» **Given problem**: Locate each line of the material that contains "DELTA", then return it.

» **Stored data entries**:
= = = = = = =

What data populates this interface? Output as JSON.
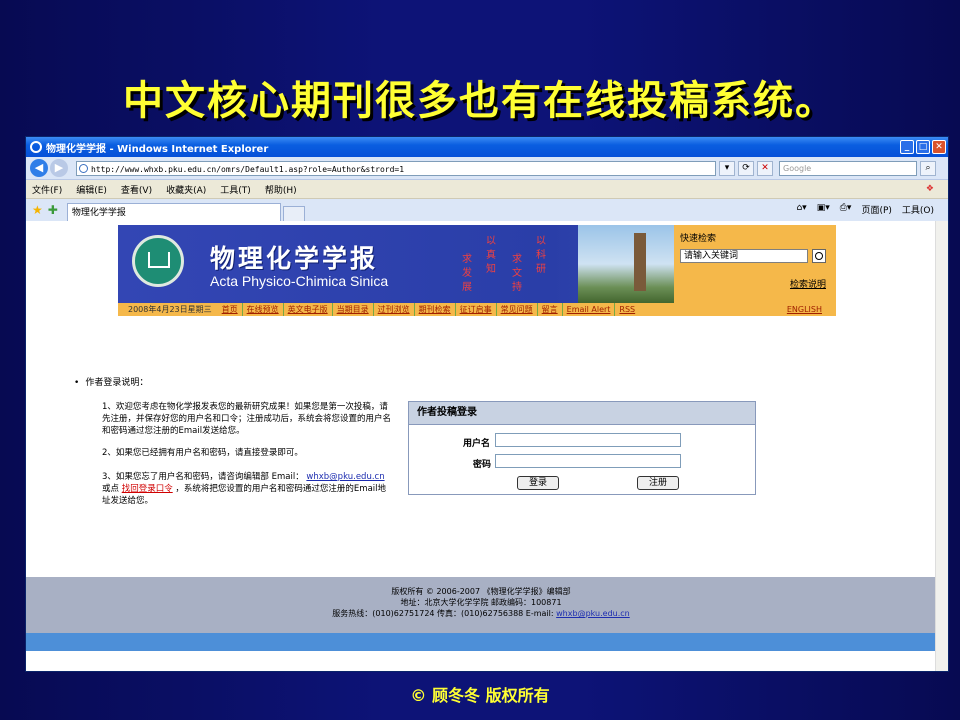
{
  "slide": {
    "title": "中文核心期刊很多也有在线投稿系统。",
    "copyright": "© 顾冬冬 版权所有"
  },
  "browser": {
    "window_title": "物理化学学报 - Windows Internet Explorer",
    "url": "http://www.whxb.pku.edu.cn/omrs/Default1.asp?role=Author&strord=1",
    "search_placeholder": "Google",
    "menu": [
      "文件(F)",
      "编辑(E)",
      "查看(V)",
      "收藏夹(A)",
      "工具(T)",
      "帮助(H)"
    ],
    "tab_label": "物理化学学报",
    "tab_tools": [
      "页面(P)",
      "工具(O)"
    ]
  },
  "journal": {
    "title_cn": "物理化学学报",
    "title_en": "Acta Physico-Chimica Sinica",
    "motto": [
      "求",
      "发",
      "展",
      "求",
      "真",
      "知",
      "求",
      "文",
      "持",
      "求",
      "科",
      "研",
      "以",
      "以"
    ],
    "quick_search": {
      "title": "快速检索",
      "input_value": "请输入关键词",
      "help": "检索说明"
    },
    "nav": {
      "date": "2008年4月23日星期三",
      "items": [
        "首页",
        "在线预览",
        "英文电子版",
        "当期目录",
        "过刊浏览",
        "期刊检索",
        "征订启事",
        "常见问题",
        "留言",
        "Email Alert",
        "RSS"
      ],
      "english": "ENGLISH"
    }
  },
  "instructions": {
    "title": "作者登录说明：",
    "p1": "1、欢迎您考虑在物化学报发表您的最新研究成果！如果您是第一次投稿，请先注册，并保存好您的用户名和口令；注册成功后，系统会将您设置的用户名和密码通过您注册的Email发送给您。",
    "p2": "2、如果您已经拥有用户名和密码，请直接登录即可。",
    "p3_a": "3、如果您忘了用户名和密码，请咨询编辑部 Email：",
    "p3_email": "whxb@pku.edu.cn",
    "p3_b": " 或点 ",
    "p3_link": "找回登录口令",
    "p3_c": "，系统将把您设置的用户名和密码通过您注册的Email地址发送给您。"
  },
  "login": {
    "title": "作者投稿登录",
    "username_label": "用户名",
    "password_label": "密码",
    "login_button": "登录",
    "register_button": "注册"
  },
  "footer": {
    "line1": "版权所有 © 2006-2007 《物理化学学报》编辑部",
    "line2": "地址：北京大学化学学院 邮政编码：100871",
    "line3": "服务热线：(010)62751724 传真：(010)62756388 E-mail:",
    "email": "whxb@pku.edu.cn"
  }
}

= = = = = = =

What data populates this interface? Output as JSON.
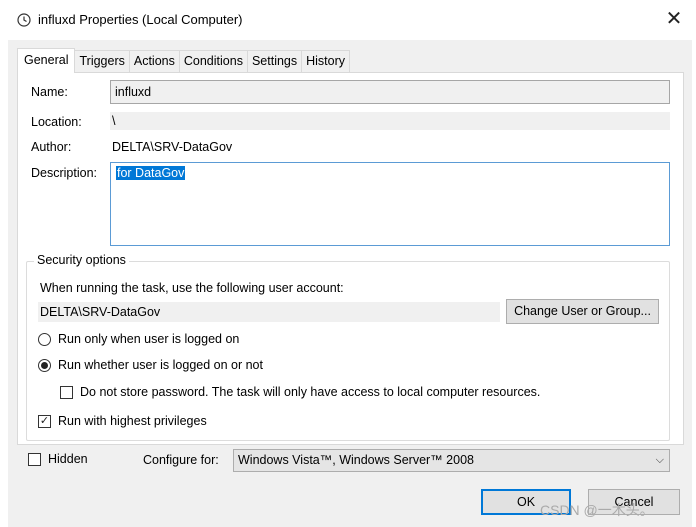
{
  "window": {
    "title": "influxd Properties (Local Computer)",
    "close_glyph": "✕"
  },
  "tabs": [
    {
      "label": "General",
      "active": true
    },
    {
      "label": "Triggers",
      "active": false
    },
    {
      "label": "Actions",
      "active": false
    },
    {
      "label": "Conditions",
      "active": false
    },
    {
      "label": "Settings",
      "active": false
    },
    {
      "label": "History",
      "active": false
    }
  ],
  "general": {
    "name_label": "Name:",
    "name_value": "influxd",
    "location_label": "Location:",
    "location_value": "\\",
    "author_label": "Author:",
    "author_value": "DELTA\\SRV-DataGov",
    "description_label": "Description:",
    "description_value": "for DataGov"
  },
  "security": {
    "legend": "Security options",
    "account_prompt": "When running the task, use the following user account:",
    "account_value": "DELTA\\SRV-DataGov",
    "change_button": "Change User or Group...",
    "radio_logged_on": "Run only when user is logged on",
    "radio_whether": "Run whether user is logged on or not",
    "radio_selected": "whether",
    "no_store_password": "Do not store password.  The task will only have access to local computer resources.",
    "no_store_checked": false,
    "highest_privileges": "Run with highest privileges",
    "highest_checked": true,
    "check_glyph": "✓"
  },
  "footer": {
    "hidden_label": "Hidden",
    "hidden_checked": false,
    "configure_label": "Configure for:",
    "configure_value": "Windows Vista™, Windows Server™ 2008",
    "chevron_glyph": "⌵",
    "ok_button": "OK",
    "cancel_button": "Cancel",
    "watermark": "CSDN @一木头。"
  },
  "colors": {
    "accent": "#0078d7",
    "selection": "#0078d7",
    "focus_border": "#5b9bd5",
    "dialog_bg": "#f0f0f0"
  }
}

= = = = = = =

» **Task solution**:
    "author_value": "DELTA\\SRV-DataGov",
    "account_value": "DELTA\\SRV-DataGov",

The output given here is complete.